RESOURCE_EXHAUSTED when running TimeDistributed on MultiHeadAttention

Hi , i have built a model for classification of time series using a transformer and i am getting an error also when i am reducing all the hyperparameters.
here is my model :
class Transformer_layer(tf.keras.layers.Layer):
def init(self, i_shape, num_transformer_blocks, head_size, num_heads, ff_dim, dropout, mlp_units, mlp_dropout):
self.i_shape = i_shape
self.num_transformer_blocks = num_transformer_blocks
self.head_size = head_size
self.num_heads = num_heads
self.ff_dim = ff_dim
self.dropout = dropout
self.mlp_units = mlp_units
self.dense_layers =
for dim in self.mlp_units:
self.dense_layers.append(tf.keras.layers.Dense(dim, activation=“relu”))

    self.mlp_dropout = mlp_dropout
    self.norm = tf.keras.layers.LayerNormalization(epsilon=1e-6)
    self.attention = tf.keras.layers.MultiHeadAttention(
        key_dim=head_size, num_heads=num_heads, dropout=dropout)
    self.dropout_layer = tf.keras.layers.Dropout(dropout)
    self.conv1 = tf.keras.layers.Conv1D(filters=ff_dim, kernel_size=1, activation="relu")
    self.conv2 = tf.keras.layers.Conv1D(filters=i_shape[-1], kernel_size=1)
    self.mlp_dropout_layer = tf.keras.layers.Dropout(self.mlp_dropout)

def call(self, x):
    # (1024, 1)
    for _ in range(self.num_transformer_blocks):
        x = self.transformer_encoder(x)

**Brief 1**
Duplicate the rows from the line that has "chevron-right-icon[interactable]: ▶ [1011, 442, 1019, 453]" through the line that has "tab-current[interactable]: 現状 [9, 90, 123, 116]", including both of those lines.
The forum post and the rows come from separate sources.

**Exercise inputs**
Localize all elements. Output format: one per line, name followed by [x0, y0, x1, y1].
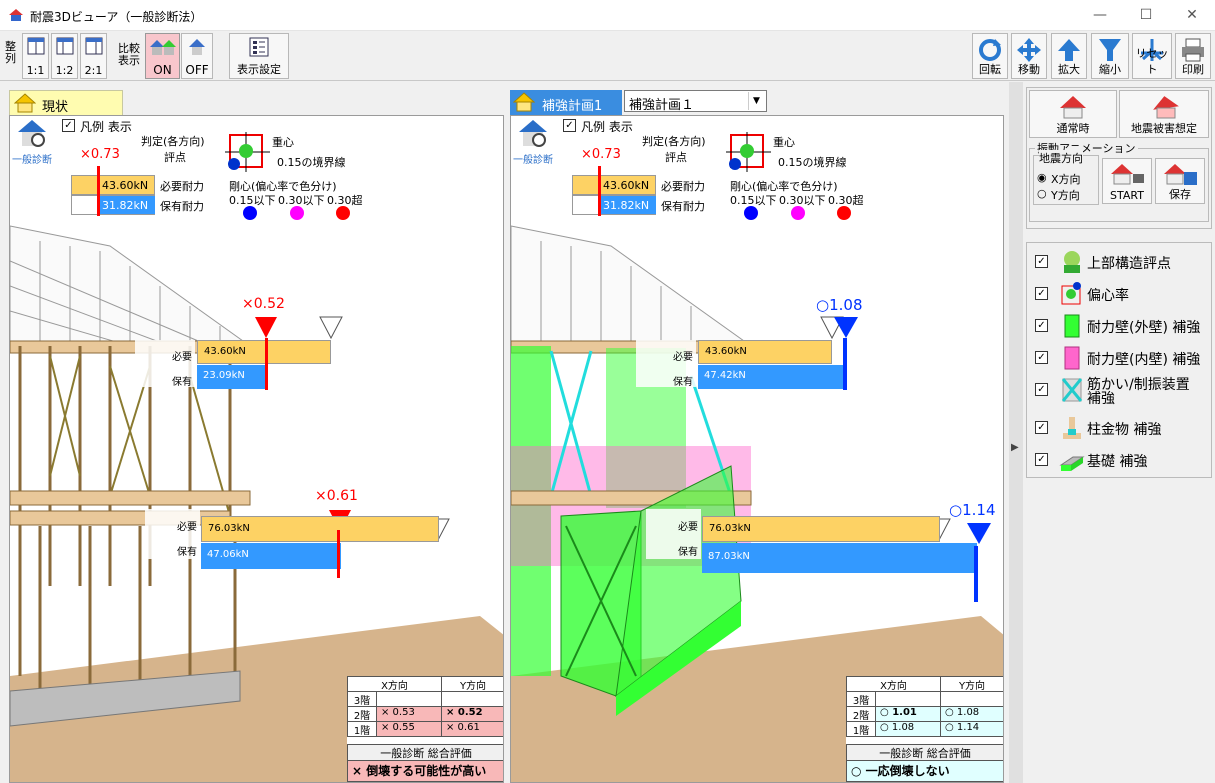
chevron-right-icon[interactable]: ▶ [1011, 442, 1019, 453]
chevron-down-icon[interactable]: ▼ [748, 92, 764, 110]
legend-checkbox[interactable]: ✓ [62, 118, 75, 132]
column-hardware-icon [1063, 417, 1081, 439]
house-save-icon [1164, 164, 1197, 185]
print-button[interactable]: 印刷 [1175, 33, 1211, 79]
viewport-current[interactable]: 一般診断 ✓ 凡例 表示 判定(各方向) ×0.73 評点 43.60kN 31… [9, 115, 504, 783]
score-marker-red [255, 317, 277, 338]
minimize-button[interactable]: — [1077, 0, 1123, 31]
green-wall-icon [1064, 314, 1080, 338]
pink-wall-icon [1064, 346, 1080, 370]
save-button[interactable]: 保存 [1155, 158, 1205, 204]
f1-held-bar: 87.03kN [702, 543, 977, 573]
f1-required-bar: 76.03kN [702, 516, 940, 542]
window-title: 耐震3Dビューア（一般診断法） [30, 10, 203, 24]
title-bar: 耐震3Dビューア（一般診断法） — ☐ ✕ [0, 0, 1215, 31]
compare-label: 比較表示 [118, 42, 140, 67]
maximize-button[interactable]: ☐ [1123, 0, 1169, 31]
arrange-label: 整列 [5, 40, 16, 65]
score-marker-blue [834, 317, 858, 338]
tab-current[interactable]: 現状 [9, 90, 123, 116]
viewport-plan[interactable]: 一般診断 ✓ 凡例 表示 判定(各方向) ×0.73 評点 43.60kN 31… [510, 115, 1004, 783]
sidebar-splitter[interactable]: ▶ [1009, 82, 1023, 783]
rigidity-magenta-dot [290, 206, 304, 220]
ratio-1-1-button[interactable]: 1:1 [22, 33, 49, 79]
score-table: X方向 Y方向 3階 2階 × 0.53 × 0.52 1階 × 0.55 × … [347, 676, 503, 782]
f2-required-bar: 43.60kN [698, 340, 832, 364]
printer-icon [1182, 38, 1204, 62]
house-icon [189, 39, 205, 55]
f2-held-bar: 23.09kN [197, 365, 267, 389]
display-items-panel: ✓ 上部構造評点 ✓ 偏心率 ✓ 耐力壁(外壁) 補強 ✓ 耐力壁(内壁) 補強 ✓ 筋か… [1026, 242, 1212, 478]
toolbar: 整列 1:1 1:2 2:1 比較表示 ON OFF 表示設定 回転 移動 拡大… [0, 31, 1215, 81]
inspector-icon [1064, 251, 1080, 273]
house-face-icon [513, 92, 535, 112]
y-direction-radio[interactable]: ○ [1037, 187, 1047, 200]
shaking-house-icon [1153, 96, 1179, 119]
compare-off-button[interactable]: OFF [181, 33, 213, 79]
settings-list-icon [249, 37, 269, 57]
start-button[interactable]: START [1102, 158, 1152, 204]
threshold-marker [319, 316, 343, 340]
display-settings-button[interactable]: 表示設定 [229, 33, 289, 79]
animation-panel: 通常時 地震被害想定 振動アニメーション 地震方向 ◉ X方向 ○ Y方向 ST… [1026, 87, 1212, 229]
close-button[interactable]: ✕ [1169, 0, 1215, 31]
normal-mode-button[interactable]: 通常時 [1029, 90, 1117, 138]
plan-select[interactable]: 補強計画１ ▼ [624, 90, 767, 113]
compare-on-button[interactable]: ON [145, 33, 180, 79]
app-icon [9, 9, 23, 21]
score-table: X方向 Y方向 3階 2階 ○ 1.01 ○ 1.08 1階 ○ 1.08 ○ … [846, 676, 1003, 782]
legend-checkbox[interactable]: ✓ [563, 118, 576, 132]
f2-held-bar: 47.42kN [698, 365, 846, 389]
legend-required-bar: 43.60kN [71, 175, 155, 195]
legend-held-bar-track: 31.82kN [71, 195, 155, 215]
rotate-button[interactable]: 回転 [972, 33, 1008, 79]
rigidity-magenta-dot [791, 206, 805, 220]
zoom-in-button[interactable]: 拡大 [1051, 33, 1087, 79]
houses-icon [149, 40, 176, 55]
quake-damage-button[interactable]: 地震被害想定 [1119, 90, 1209, 138]
diagnosis-magnifier-icon [519, 120, 547, 147]
center-of-gravity-icon [225, 132, 270, 172]
center-of-gravity-icon [726, 132, 771, 172]
split-1-2-icon [56, 37, 73, 55]
split-1-1-icon [27, 37, 44, 55]
legend-held-bar-track: 31.82kN [572, 195, 656, 215]
rigidity-red-dot [336, 206, 350, 220]
tab-plan-1[interactable]: 補強計画1 [510, 90, 622, 116]
ratio-1-2-button[interactable]: 1:2 [51, 33, 78, 79]
move-icon [1017, 38, 1041, 62]
foundation-icon [1059, 456, 1085, 471]
split-2-1-icon [85, 37, 102, 55]
x-direction-radio[interactable]: ◉ [1037, 171, 1047, 184]
arrow-up-icon [1058, 39, 1080, 61]
legend-score-marker [97, 166, 100, 216]
brace-icon [1061, 378, 1083, 402]
f1-required-bar: 76.03kN [201, 516, 439, 542]
zoom-out-button[interactable]: 縮小 [1091, 33, 1129, 79]
house-icon [1060, 96, 1086, 119]
rigidity-blue-dot [243, 206, 257, 220]
diagnosis-magnifier-icon [18, 120, 46, 147]
ratio-2-1-button[interactable]: 2:1 [80, 33, 107, 79]
house-face-icon [14, 93, 36, 113]
rigidity-blue-dot [744, 206, 758, 220]
rotate-icon [979, 39, 1001, 61]
reset-button[interactable]: リセット [1132, 33, 1172, 79]
house-camera-icon [1111, 164, 1144, 185]
f1-held-bar: 47.06kN [201, 543, 341, 569]
move-button[interactable]: 移動 [1011, 33, 1047, 79]
f2-required-bar: 43.60kN [197, 340, 331, 364]
eccentricity-icon [1061, 282, 1081, 305]
rigidity-red-dot [837, 206, 851, 220]
legend-required-bar: 43.60kN [572, 175, 656, 195]
funnel-icon [1099, 39, 1121, 61]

**Brief 2**
Set down the part of the forum post that begins at the words "self.mlp_dropout = mlp_dropout" and stops after "self.dropout_layer = tf.keras.layers.Dropout(dropout)", with the wording unchanged.

**Right answer 1**
chevron-right-icon[interactable]: ▶ [1011, 442, 1019, 453]
chevron-down-icon[interactable]: ▼ [748, 92, 764, 110]
legend-checkbox[interactable]: ✓ [62, 118, 75, 132]
column-hardware-icon [1063, 417, 1081, 439]
house-save-icon [1164, 164, 1197, 185]
print-button[interactable]: 印刷 [1175, 33, 1211, 79]
viewport-current[interactable]: 一般診断 ✓ 凡例 表示 判定(各方向) ×0.73 評点 43.60kN 31… [9, 115, 504, 783]
score-marker-red [255, 317, 277, 338]
minimize-button[interactable]: — [1077, 0, 1123, 31]
green-wall-icon [1064, 314, 1080, 338]
pink-wall-icon [1064, 346, 1080, 370]
save-button[interactable]: 保存 [1155, 158, 1205, 204]
f1-held-bar: 87.03kN [702, 543, 977, 573]
f1-required-bar: 76.03kN [702, 516, 940, 542]
window-title: 耐震3Dビューア（一般診断法） [30, 10, 203, 24]
title-bar: 耐震3Dビューア（一般診断法） — ☐ ✕ [0, 0, 1215, 31]
compare-label: 比較表示 [118, 42, 140, 67]
maximize-button[interactable]: ☐ [1123, 0, 1169, 31]
arrange-label: 整列 [5, 40, 16, 65]
score-marker-blue [834, 317, 858, 338]
tab-current[interactable]: 現状 [9, 90, 123, 116]

**Right answer 2**
self.mlp_dropout = mlp_dropout
    self.norm = tf.keras.layers.LayerNormalization(epsilon=1e-6)
    self.attention = tf.keras.layers.MultiHeadAttention(
        key_dim=head_size, num_heads=num_heads, dropout=dropout)
    self.dropout_layer = tf.keras.layers.Dropout(dropout)